▶ **Extracted data entries**:
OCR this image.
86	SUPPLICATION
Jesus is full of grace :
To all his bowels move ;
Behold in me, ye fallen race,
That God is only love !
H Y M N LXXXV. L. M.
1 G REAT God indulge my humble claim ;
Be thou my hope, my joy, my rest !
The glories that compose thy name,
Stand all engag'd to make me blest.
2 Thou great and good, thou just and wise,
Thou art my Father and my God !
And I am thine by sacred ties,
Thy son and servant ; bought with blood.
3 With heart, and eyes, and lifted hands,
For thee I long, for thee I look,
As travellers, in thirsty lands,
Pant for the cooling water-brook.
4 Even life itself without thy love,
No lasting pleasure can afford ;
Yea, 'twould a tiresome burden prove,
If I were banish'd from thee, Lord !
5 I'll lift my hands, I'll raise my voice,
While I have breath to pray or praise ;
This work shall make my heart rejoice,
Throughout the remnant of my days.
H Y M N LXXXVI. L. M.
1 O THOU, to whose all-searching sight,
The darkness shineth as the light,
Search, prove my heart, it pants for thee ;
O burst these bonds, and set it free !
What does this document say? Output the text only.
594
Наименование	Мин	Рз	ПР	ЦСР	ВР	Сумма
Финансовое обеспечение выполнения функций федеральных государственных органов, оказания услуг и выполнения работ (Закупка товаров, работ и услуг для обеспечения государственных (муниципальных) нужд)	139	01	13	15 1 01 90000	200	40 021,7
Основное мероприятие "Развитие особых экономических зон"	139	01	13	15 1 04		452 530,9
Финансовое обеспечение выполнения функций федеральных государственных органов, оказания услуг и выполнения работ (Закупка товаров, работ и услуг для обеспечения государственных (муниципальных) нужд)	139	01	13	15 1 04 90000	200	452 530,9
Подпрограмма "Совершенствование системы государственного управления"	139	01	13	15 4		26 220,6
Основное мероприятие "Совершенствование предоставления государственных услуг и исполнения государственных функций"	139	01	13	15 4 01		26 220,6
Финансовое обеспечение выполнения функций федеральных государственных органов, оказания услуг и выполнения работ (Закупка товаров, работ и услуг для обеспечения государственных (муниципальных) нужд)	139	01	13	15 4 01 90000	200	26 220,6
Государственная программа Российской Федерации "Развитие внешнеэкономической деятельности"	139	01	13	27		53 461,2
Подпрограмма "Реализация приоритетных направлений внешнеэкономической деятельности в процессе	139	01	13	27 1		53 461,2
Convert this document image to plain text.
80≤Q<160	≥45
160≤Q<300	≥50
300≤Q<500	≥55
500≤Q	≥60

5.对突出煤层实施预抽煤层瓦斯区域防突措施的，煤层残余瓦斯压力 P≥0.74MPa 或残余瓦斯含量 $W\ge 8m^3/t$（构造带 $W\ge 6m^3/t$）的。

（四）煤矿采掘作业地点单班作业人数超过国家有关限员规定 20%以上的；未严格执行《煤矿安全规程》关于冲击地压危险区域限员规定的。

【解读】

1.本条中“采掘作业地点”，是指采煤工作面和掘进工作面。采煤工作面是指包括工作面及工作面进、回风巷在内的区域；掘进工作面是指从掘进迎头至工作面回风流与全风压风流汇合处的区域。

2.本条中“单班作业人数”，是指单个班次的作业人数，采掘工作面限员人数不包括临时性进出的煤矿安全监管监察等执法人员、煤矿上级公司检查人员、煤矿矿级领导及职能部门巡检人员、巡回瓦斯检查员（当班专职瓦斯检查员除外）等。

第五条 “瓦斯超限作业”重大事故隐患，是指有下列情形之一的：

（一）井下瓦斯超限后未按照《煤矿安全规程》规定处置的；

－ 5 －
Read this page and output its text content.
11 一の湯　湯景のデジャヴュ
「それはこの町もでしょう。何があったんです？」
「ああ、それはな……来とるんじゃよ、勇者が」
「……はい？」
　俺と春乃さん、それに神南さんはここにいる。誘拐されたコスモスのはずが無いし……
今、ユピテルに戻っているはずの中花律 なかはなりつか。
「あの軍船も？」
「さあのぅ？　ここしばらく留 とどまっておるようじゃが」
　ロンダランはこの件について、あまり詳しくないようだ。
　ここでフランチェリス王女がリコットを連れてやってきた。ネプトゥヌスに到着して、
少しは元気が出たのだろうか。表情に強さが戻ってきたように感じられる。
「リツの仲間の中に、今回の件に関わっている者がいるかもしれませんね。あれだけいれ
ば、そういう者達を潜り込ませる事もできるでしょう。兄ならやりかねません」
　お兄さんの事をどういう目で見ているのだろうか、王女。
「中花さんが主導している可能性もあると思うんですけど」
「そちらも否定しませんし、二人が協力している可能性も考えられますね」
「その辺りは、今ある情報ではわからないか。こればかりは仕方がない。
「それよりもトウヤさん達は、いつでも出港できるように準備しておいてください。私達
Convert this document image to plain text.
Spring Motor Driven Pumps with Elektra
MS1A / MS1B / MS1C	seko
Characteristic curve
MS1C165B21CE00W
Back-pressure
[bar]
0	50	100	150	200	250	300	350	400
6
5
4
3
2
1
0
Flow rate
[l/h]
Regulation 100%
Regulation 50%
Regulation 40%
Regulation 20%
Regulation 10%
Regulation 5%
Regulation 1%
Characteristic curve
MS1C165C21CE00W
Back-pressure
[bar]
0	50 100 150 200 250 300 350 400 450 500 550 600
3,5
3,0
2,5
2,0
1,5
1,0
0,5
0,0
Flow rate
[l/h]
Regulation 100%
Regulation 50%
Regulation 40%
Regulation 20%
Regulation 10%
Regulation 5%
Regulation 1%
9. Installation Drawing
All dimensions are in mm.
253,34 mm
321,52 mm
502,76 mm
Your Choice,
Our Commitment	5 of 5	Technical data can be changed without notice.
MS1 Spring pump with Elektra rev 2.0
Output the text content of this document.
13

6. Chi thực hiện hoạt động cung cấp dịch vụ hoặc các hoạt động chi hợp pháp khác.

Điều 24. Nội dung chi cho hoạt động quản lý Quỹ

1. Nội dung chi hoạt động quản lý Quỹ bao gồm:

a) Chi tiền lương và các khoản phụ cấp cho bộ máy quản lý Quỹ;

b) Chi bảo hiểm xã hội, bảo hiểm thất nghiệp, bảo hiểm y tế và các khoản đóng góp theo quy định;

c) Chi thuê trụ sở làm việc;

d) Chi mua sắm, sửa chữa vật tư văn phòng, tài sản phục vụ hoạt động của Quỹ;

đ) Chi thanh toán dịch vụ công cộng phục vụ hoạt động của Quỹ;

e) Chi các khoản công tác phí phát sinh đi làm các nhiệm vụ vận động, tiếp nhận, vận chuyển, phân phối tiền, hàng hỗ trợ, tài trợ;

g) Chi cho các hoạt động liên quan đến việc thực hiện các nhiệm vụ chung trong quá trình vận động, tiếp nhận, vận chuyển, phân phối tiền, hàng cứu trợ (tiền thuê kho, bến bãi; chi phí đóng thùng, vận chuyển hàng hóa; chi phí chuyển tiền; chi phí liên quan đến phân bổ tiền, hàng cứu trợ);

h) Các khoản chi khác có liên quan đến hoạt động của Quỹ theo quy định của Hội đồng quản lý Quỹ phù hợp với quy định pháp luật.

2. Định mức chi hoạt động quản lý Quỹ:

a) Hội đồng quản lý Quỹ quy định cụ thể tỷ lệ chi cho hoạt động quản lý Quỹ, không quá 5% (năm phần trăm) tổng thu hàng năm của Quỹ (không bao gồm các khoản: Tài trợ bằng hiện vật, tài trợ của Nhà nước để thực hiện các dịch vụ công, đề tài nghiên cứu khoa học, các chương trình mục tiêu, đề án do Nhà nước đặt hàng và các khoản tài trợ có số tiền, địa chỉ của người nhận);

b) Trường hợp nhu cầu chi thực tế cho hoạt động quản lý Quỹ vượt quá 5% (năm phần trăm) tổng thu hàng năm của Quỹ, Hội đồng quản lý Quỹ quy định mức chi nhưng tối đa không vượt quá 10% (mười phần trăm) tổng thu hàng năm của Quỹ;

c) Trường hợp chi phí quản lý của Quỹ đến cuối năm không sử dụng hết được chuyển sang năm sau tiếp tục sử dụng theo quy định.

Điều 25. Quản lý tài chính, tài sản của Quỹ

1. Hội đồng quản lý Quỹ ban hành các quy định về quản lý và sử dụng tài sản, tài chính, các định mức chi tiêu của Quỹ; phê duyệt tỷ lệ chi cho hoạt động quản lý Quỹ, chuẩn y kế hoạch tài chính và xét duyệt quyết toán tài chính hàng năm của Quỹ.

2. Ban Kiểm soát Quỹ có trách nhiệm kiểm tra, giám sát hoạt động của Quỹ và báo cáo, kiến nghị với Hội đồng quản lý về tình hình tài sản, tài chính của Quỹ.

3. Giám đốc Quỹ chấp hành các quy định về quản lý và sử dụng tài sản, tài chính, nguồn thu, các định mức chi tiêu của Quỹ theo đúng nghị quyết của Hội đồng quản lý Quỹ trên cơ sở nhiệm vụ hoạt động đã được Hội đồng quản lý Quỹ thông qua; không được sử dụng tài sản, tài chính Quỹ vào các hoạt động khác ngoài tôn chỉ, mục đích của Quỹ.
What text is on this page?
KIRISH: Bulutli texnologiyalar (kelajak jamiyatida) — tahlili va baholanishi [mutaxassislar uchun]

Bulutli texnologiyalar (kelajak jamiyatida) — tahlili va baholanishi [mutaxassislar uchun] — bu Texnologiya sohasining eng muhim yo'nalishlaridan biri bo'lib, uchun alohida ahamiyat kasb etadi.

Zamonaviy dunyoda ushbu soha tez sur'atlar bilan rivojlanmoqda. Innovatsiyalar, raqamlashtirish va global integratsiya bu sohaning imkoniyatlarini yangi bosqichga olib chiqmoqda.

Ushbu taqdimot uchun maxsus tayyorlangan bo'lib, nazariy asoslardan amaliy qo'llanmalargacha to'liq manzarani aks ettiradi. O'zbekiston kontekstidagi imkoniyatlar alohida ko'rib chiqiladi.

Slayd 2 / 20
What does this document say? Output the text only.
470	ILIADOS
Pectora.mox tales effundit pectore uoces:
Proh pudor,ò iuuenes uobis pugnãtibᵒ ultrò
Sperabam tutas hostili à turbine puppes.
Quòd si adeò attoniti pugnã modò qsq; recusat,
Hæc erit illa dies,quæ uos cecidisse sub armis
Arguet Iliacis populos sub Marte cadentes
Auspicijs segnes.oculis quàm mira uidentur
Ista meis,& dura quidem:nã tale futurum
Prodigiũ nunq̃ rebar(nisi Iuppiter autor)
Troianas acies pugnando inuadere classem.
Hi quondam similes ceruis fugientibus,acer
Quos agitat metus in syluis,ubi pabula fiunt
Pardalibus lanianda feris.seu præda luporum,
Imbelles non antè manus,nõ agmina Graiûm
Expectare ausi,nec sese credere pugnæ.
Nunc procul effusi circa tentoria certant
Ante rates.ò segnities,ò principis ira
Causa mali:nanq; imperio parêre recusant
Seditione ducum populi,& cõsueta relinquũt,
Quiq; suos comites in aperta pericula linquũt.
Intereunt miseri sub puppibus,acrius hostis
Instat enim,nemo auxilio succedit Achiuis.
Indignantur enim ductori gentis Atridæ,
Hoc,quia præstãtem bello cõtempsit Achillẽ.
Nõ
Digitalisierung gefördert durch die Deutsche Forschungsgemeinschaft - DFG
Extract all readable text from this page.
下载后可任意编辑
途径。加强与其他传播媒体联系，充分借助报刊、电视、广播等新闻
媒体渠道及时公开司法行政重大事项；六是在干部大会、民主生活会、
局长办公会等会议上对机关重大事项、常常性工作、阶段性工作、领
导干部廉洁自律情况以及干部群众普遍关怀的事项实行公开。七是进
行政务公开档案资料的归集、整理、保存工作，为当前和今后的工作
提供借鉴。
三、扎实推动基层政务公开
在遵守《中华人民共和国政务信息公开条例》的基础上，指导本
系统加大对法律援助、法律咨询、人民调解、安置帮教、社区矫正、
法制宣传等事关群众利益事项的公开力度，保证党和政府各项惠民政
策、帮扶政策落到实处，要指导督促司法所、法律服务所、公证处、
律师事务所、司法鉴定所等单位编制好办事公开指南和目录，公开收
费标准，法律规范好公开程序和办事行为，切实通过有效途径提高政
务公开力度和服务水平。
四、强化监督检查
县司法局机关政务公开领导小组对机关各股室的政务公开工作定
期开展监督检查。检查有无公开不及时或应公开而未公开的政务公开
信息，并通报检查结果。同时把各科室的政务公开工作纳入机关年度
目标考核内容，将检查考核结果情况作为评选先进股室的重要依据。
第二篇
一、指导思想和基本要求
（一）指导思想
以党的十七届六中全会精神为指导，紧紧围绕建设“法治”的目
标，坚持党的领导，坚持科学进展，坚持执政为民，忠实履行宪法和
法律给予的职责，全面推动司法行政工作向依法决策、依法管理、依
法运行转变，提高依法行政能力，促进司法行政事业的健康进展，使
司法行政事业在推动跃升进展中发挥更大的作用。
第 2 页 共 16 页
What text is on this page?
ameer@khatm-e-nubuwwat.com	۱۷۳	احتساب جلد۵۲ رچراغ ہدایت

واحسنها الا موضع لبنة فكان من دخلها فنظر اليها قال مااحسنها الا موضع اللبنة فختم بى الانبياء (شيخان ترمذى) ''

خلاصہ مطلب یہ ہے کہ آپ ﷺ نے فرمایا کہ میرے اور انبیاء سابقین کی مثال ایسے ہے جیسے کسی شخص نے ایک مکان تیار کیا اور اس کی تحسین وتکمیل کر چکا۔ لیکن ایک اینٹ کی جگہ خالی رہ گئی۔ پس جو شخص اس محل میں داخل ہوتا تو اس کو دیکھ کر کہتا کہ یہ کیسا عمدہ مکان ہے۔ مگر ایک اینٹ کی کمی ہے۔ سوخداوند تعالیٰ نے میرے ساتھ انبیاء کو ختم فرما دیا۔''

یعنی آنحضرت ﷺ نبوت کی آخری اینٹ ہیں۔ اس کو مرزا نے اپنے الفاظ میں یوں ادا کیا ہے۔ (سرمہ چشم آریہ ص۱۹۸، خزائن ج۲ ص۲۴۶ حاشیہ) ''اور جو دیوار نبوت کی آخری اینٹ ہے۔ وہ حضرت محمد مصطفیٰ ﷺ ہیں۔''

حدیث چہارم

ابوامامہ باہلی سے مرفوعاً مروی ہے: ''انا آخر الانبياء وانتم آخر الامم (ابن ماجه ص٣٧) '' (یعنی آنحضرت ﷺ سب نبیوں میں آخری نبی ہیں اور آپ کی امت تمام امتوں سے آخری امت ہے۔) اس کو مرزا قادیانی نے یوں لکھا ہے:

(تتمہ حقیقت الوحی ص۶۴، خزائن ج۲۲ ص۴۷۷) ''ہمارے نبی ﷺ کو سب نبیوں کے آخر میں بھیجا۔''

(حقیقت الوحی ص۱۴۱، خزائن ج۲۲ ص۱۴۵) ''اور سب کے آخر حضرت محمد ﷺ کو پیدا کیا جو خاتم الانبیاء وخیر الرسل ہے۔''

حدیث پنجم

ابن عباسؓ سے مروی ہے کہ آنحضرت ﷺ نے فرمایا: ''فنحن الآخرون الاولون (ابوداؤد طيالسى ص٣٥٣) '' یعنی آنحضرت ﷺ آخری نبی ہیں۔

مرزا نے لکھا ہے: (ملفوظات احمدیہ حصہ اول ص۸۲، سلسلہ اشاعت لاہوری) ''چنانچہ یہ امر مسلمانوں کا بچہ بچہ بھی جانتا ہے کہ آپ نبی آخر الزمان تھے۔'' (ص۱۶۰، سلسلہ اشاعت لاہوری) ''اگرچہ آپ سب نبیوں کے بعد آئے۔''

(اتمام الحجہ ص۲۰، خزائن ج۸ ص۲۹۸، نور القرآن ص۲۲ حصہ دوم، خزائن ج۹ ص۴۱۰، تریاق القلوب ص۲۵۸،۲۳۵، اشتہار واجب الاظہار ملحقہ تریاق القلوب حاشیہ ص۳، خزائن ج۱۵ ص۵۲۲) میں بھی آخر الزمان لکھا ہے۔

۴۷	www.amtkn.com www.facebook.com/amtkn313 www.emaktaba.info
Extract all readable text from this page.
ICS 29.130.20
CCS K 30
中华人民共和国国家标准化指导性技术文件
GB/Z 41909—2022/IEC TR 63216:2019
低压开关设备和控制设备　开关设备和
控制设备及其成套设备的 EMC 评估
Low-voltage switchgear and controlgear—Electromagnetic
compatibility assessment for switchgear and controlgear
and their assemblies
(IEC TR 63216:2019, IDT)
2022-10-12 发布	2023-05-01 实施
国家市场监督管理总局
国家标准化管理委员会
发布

▶ **DIRECTIONS**: What is the number of lines in the records above that include the word "texnologiyalar"? Reply with that number and nothing more.

▶ **THE ANSWER**: 2